Find how many lines hold the word "entitled". Give only the number.

□ □ □ □ □ □ □

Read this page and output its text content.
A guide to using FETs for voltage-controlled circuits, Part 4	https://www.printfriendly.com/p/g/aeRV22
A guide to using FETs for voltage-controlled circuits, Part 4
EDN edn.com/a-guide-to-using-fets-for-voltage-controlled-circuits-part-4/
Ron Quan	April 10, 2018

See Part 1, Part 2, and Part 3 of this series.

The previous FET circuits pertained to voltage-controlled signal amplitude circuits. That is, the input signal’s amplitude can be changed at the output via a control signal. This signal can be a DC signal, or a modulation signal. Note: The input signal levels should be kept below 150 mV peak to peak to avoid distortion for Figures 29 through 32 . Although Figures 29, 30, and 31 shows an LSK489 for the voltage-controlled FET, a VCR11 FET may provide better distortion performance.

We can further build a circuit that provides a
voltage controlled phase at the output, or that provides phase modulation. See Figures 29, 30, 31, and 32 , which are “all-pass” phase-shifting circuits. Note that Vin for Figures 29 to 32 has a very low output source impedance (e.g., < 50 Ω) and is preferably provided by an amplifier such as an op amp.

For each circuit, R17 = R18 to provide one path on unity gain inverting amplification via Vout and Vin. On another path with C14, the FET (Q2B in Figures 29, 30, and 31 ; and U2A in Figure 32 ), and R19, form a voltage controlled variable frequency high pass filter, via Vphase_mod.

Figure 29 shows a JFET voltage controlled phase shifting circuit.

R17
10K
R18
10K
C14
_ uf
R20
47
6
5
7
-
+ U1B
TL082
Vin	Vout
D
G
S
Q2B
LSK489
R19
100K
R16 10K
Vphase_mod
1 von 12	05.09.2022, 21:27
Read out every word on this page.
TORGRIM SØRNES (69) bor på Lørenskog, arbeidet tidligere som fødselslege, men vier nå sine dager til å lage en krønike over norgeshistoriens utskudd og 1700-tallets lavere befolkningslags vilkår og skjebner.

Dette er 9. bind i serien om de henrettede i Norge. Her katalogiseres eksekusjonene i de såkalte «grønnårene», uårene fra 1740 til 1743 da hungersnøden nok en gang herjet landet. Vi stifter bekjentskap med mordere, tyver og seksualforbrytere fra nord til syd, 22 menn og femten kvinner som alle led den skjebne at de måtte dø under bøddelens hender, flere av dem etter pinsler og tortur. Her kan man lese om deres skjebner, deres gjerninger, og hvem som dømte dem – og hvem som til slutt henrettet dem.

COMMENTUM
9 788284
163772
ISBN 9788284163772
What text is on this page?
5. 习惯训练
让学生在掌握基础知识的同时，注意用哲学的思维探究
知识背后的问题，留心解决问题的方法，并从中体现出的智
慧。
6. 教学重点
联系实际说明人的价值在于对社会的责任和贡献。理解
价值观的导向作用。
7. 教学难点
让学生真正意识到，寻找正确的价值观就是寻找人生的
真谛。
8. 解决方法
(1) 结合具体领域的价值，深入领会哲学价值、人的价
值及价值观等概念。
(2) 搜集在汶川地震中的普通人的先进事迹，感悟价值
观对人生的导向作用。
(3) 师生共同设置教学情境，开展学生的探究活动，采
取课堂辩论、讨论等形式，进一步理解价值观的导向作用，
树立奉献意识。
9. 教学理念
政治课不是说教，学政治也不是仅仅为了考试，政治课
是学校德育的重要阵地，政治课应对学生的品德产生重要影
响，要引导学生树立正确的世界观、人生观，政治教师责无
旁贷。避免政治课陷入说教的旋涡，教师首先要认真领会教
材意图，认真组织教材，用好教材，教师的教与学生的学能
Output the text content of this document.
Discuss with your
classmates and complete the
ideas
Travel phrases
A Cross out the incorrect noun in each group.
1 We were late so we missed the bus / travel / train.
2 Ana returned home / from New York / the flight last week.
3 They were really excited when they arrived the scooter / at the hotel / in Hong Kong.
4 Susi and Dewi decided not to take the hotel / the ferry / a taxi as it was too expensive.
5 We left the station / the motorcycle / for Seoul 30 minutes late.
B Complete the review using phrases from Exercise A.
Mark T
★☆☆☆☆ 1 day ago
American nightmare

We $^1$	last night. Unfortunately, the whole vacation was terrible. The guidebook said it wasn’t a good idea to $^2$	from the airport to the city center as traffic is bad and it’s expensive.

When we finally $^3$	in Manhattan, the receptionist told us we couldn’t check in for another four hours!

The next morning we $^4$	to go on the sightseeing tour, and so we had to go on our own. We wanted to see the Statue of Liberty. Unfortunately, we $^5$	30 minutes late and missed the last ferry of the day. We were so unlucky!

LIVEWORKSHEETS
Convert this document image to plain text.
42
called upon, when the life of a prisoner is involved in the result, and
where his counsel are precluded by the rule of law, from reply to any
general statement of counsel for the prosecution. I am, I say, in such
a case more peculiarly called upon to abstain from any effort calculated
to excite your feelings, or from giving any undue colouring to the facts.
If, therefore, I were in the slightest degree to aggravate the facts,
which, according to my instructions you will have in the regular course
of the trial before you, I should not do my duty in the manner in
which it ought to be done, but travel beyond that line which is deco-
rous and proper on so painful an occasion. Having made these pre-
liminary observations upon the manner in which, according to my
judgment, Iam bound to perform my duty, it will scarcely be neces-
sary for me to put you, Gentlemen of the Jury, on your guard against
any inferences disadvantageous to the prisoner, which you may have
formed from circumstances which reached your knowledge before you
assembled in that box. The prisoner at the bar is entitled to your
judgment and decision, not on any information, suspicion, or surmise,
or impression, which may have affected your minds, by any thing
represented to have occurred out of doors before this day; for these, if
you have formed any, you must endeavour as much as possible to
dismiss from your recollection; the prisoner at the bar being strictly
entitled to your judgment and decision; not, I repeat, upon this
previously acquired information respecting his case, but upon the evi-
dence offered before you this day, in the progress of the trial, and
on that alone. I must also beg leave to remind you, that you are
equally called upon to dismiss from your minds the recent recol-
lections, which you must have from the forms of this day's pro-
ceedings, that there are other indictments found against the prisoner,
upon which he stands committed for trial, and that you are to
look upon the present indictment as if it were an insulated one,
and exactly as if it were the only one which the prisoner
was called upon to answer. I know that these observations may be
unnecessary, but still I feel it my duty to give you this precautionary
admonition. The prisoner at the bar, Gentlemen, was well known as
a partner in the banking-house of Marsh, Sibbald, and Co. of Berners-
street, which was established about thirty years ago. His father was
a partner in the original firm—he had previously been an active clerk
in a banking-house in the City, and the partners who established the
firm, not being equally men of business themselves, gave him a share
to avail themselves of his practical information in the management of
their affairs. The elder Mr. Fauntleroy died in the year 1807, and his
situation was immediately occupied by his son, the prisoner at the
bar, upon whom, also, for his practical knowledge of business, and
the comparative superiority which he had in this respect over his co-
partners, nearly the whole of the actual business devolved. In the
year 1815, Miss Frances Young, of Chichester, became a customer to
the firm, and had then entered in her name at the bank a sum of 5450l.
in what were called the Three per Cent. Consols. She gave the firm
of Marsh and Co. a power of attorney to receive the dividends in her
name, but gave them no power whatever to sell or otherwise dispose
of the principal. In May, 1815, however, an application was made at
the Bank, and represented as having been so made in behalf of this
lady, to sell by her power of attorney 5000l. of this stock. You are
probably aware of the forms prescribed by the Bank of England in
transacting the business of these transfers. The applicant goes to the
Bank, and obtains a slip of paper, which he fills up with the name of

□ □ □ □ □ □ □

■ **FULL RESPONSE**: 2